Written instruction:
Each line of the material below that holds the word "choice" needs to be copied.

Collection entries:
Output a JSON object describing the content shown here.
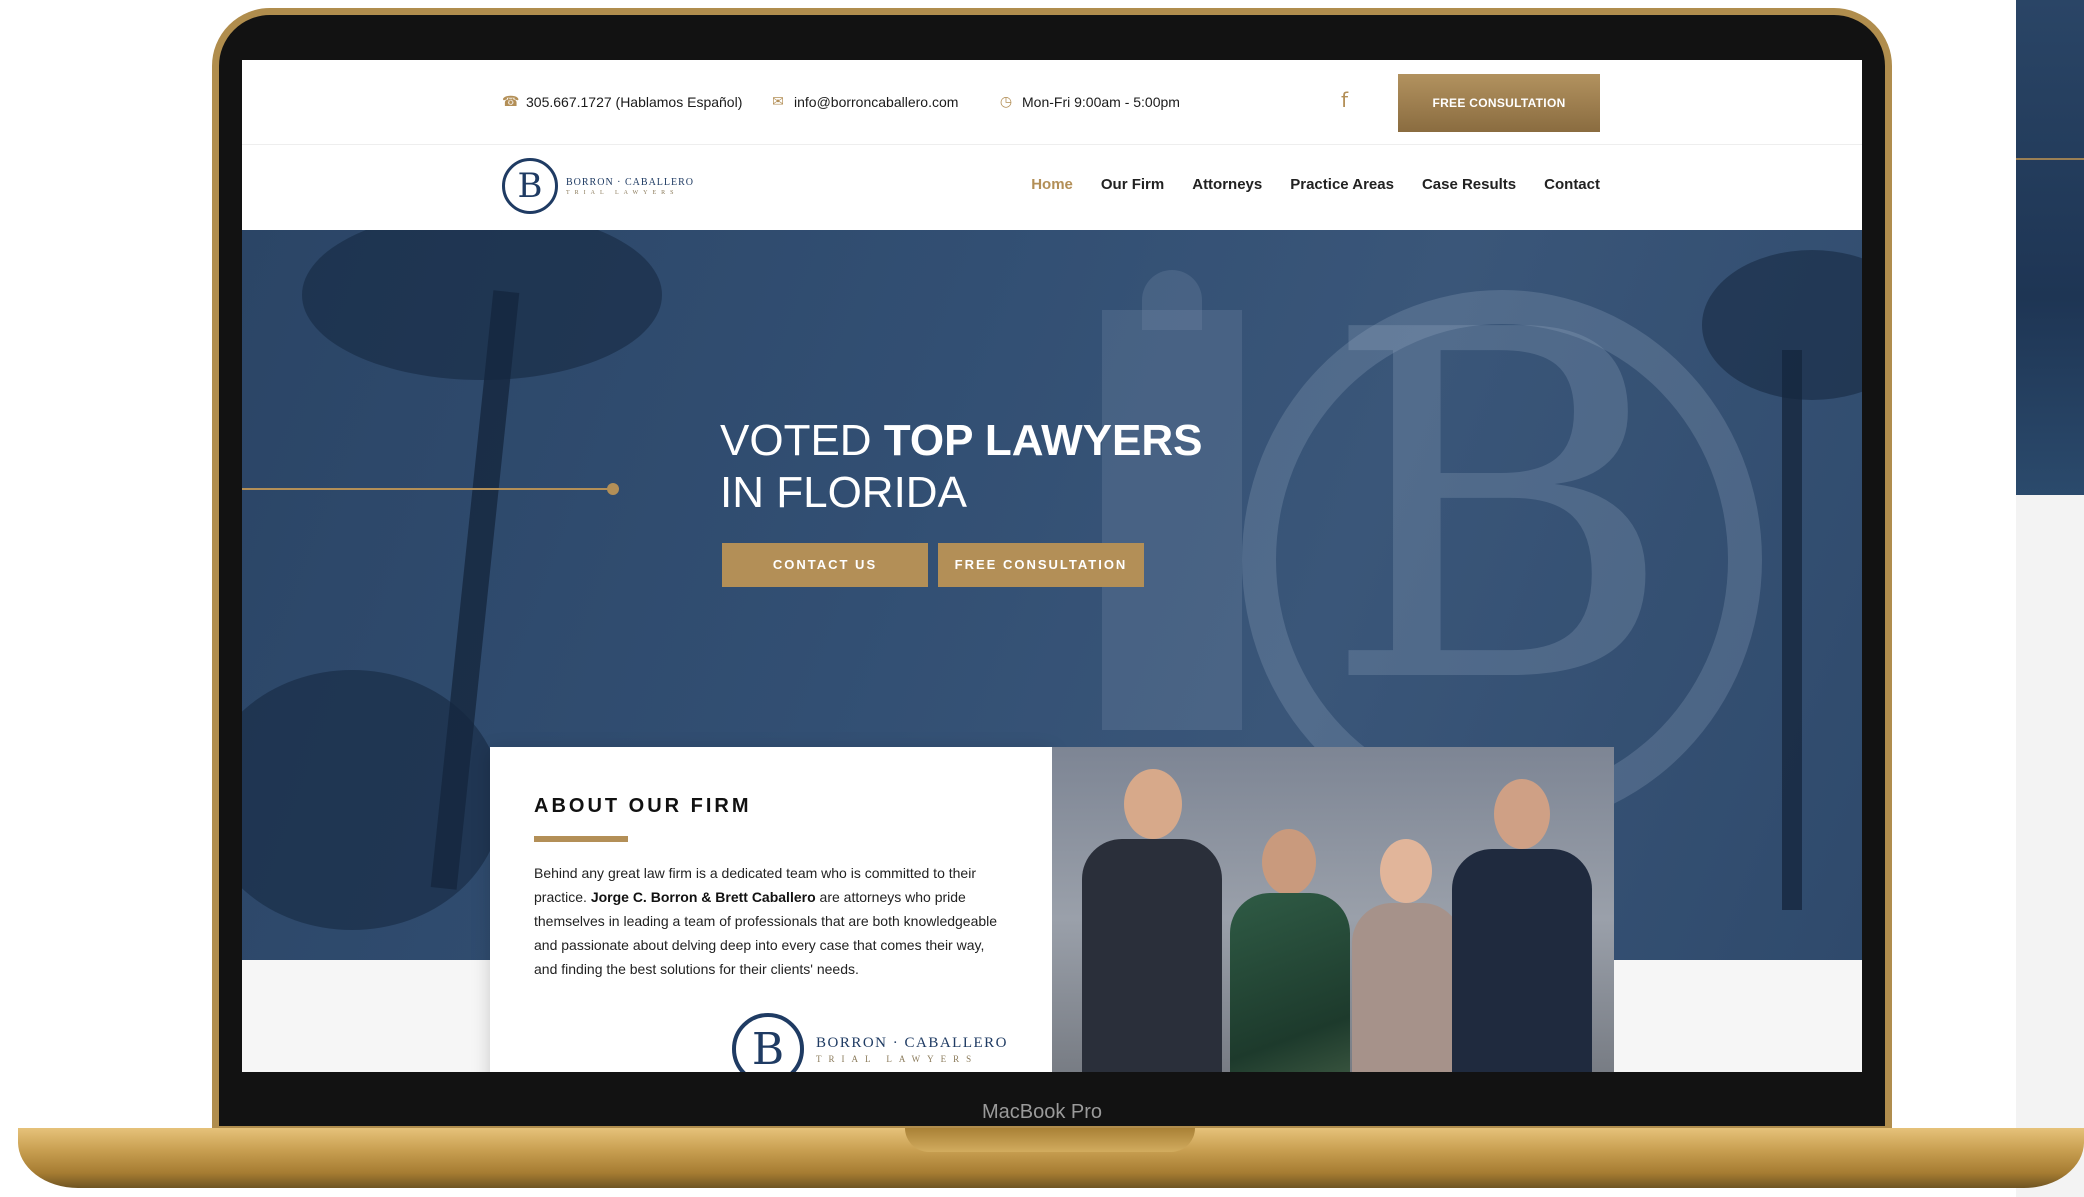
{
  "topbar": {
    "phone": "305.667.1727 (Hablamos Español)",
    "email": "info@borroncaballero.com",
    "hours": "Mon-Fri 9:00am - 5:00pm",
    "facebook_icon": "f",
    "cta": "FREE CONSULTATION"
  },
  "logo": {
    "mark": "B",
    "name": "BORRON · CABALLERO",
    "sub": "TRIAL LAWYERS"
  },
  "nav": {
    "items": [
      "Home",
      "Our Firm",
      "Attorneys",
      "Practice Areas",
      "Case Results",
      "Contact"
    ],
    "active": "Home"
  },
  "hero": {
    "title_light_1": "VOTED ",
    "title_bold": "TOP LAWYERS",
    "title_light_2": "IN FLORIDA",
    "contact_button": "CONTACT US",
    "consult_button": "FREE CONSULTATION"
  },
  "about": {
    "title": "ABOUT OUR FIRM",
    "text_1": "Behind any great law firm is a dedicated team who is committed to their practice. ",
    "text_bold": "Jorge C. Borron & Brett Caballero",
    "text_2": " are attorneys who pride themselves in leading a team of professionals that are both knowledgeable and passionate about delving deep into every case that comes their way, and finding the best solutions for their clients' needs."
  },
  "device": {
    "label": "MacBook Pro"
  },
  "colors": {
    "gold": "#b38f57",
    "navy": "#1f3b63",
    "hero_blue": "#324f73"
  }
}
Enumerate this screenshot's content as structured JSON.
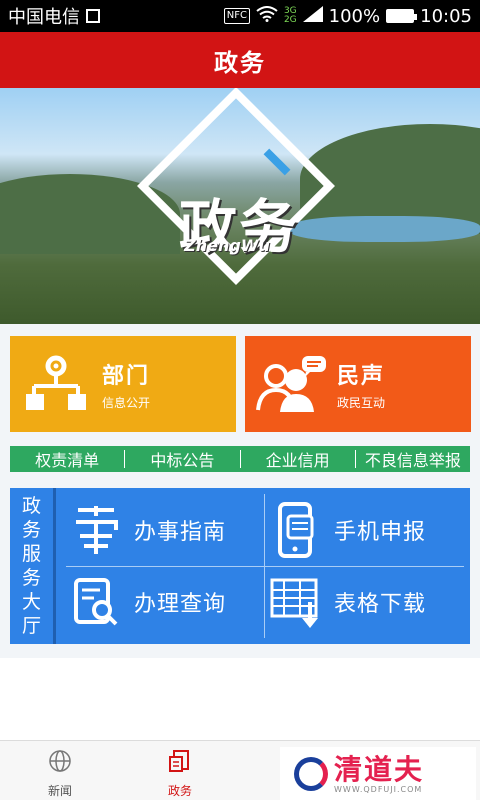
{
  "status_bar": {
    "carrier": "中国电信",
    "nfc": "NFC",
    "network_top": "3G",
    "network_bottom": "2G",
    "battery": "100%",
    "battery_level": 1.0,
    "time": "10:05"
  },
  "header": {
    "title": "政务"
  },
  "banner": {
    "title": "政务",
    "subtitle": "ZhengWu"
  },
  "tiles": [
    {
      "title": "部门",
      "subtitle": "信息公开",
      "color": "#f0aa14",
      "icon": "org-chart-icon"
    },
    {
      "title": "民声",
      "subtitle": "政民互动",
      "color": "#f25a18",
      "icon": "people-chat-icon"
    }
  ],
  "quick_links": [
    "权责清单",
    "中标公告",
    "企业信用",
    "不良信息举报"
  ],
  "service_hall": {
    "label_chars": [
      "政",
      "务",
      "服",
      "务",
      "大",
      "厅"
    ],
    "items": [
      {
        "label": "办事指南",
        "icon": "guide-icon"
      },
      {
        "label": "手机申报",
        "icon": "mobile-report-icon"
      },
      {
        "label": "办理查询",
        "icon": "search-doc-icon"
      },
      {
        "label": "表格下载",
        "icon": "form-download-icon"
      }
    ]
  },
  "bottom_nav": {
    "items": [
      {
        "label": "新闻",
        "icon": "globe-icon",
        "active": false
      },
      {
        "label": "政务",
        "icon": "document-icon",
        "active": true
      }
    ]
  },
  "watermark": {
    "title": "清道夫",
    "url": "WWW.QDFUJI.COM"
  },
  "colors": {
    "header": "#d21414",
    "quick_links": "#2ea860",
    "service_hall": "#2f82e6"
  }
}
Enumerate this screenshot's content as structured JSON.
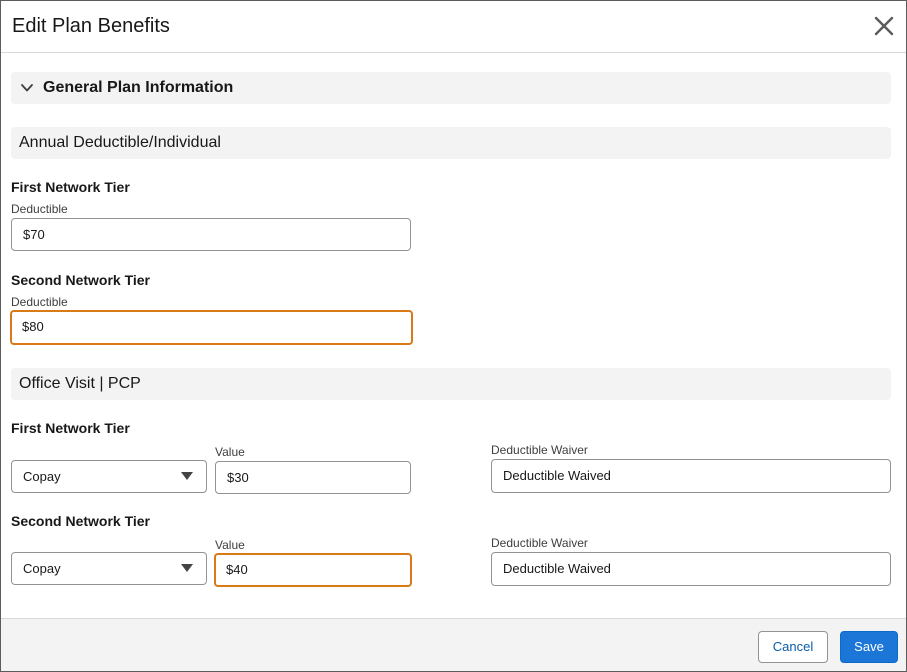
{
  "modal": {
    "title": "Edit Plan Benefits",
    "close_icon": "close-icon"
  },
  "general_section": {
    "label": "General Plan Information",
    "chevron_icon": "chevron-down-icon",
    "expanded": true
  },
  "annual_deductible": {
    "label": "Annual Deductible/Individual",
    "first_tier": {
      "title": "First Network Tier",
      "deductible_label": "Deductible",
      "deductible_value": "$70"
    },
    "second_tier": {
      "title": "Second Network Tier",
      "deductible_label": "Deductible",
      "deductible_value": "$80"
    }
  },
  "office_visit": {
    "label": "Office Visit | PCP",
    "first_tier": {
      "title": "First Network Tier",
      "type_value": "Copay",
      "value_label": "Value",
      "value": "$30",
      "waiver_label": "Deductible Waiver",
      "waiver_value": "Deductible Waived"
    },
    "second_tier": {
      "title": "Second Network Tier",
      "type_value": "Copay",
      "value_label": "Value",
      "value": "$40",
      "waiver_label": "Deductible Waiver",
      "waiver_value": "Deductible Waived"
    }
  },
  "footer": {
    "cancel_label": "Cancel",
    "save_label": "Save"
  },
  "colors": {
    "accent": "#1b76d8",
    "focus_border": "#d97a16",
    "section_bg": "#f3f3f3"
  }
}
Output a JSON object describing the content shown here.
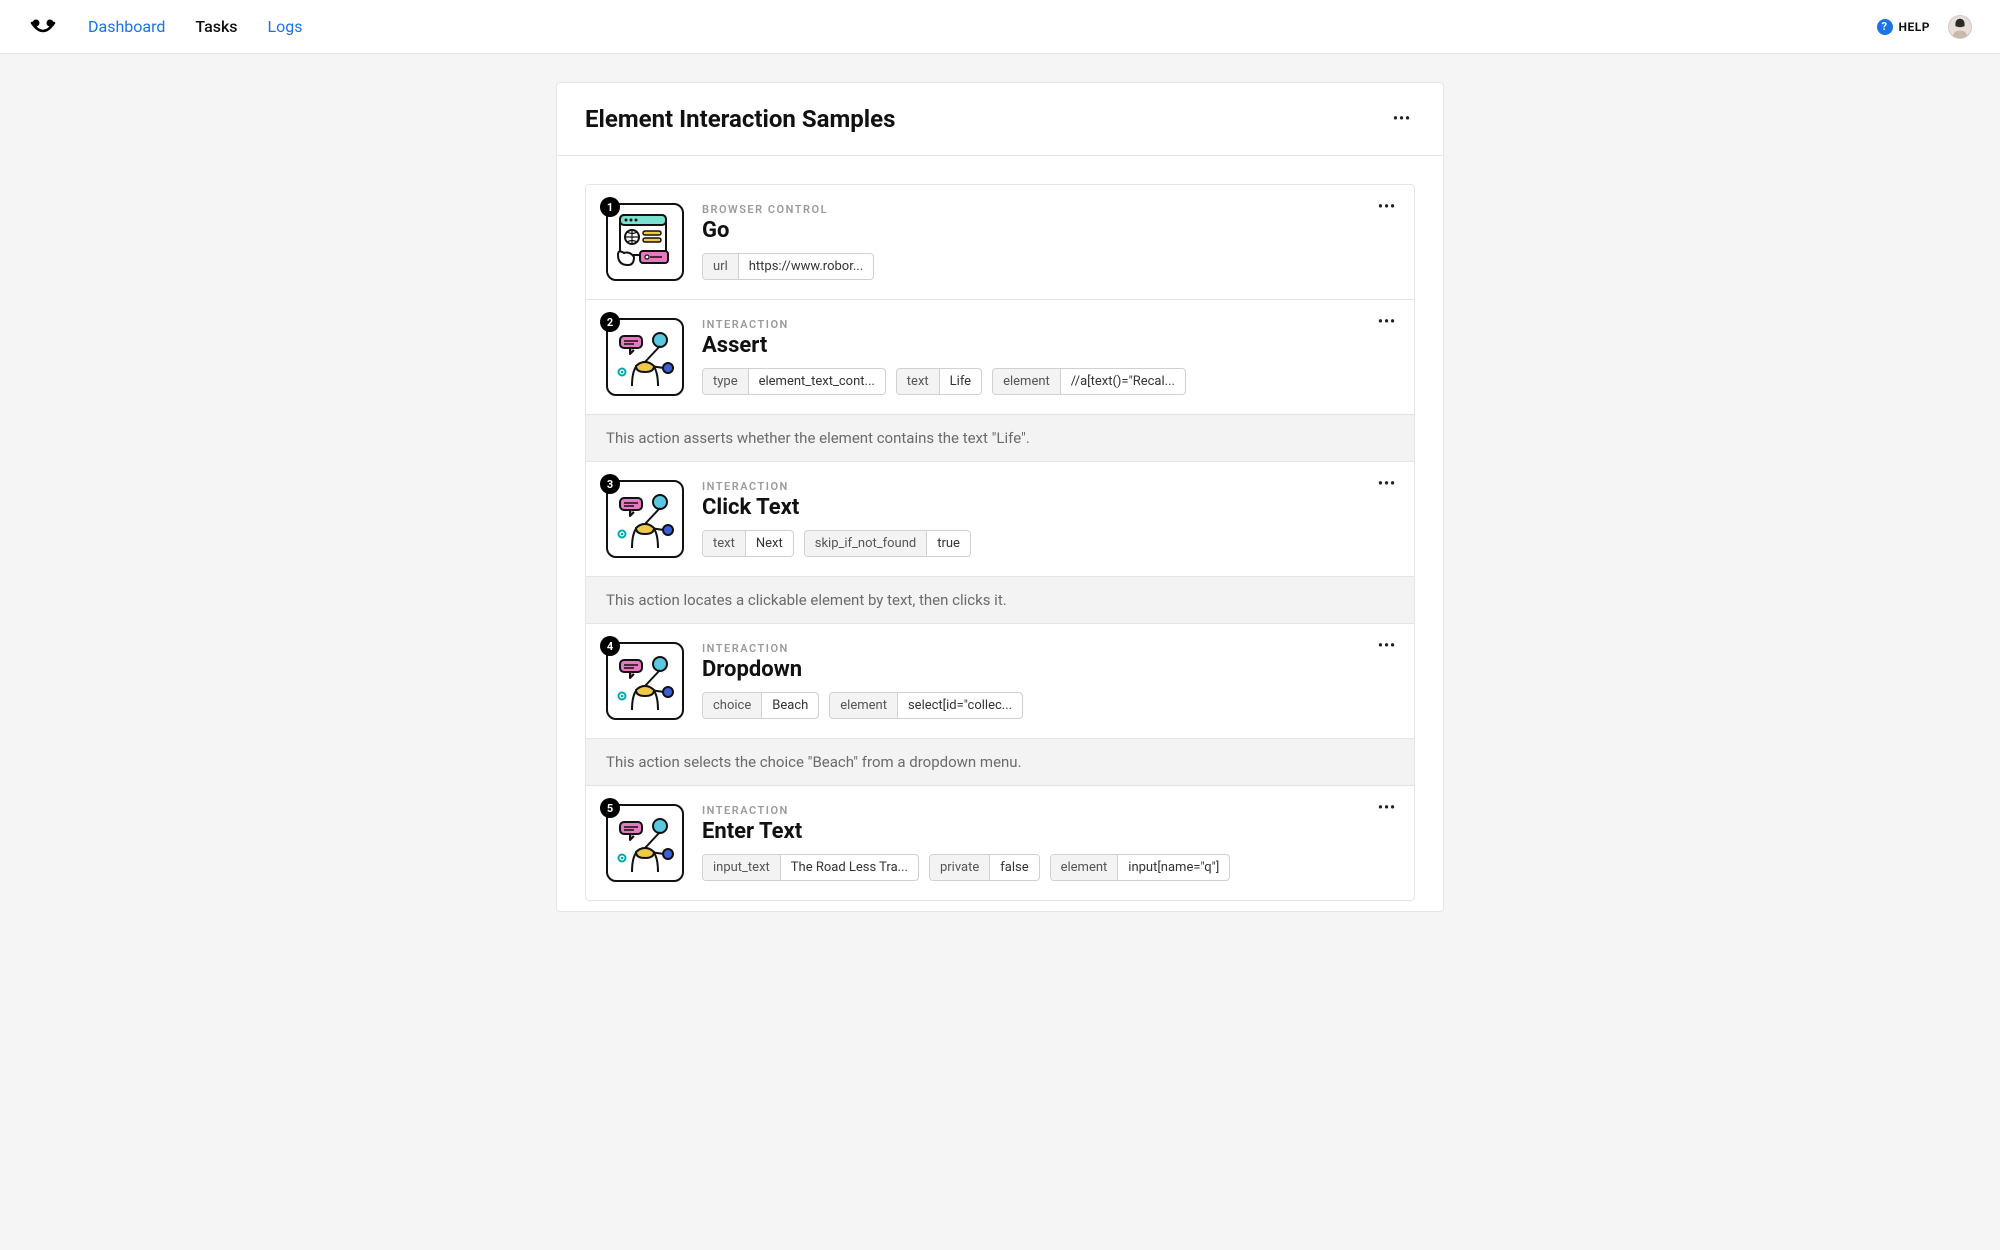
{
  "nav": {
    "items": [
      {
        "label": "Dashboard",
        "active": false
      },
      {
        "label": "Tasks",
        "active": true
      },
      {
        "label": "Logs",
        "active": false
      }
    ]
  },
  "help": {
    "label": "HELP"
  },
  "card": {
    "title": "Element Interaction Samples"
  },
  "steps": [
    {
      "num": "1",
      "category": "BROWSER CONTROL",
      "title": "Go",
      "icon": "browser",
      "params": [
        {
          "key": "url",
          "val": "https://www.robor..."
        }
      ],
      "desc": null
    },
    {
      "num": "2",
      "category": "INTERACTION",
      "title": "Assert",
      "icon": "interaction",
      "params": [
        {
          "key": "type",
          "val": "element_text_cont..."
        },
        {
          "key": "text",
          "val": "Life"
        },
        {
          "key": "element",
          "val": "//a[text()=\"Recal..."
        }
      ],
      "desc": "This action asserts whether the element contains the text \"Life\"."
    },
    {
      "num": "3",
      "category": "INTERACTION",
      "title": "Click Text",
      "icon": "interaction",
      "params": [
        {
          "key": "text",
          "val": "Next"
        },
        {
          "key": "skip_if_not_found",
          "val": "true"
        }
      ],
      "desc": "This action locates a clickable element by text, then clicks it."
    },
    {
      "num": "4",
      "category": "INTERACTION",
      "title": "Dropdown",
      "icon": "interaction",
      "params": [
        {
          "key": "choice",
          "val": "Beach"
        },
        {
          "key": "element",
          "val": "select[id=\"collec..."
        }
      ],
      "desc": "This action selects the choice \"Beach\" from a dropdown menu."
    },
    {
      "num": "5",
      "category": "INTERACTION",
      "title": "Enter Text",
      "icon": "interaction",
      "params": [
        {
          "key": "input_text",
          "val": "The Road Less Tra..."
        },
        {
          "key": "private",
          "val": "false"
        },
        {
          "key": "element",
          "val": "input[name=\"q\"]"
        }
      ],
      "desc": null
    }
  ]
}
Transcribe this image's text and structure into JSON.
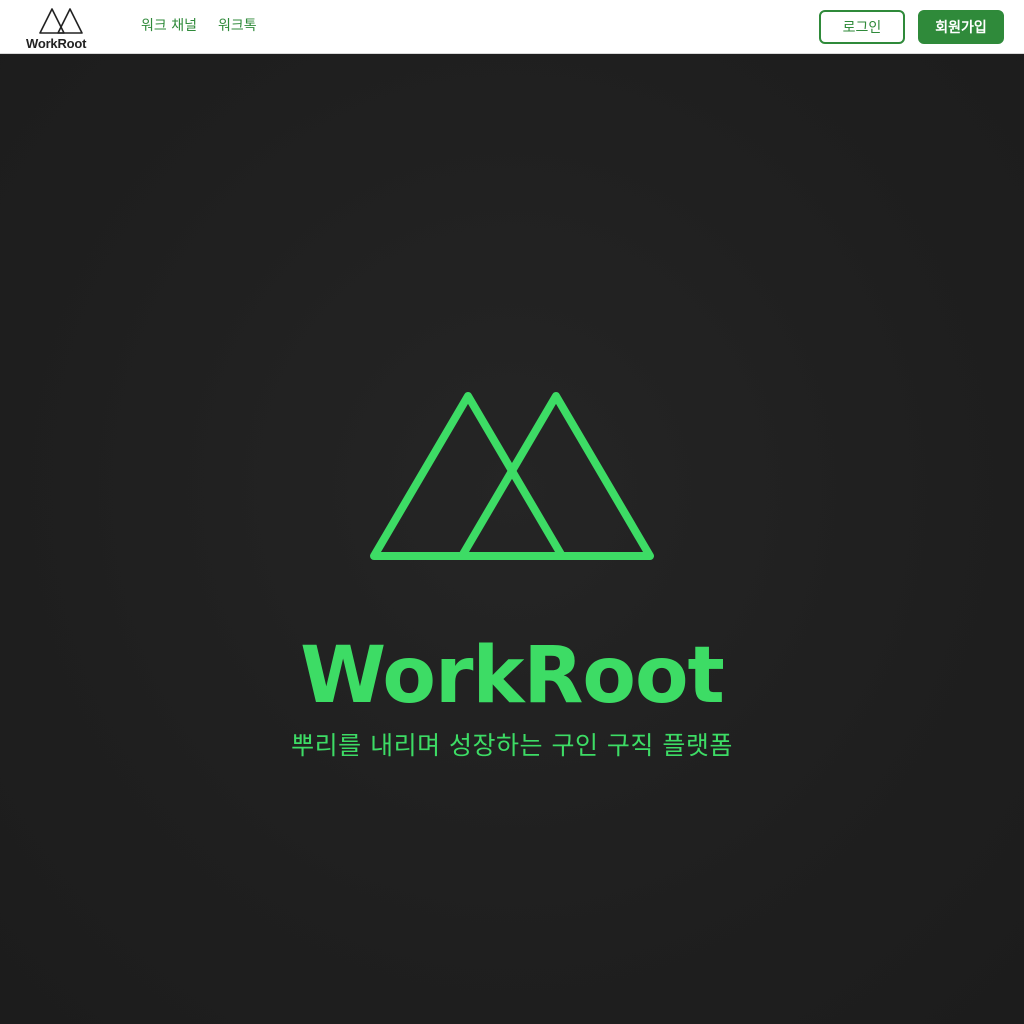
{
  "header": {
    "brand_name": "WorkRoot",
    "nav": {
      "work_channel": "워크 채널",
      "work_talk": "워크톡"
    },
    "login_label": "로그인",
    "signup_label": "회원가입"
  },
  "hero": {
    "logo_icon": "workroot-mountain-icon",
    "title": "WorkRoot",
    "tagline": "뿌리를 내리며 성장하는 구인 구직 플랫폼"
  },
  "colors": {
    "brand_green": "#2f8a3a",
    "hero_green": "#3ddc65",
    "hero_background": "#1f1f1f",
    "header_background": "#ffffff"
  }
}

The result:
          "key": "choice",
      "desc": "This action selects the choice \"Beach\" from a dropdown menu."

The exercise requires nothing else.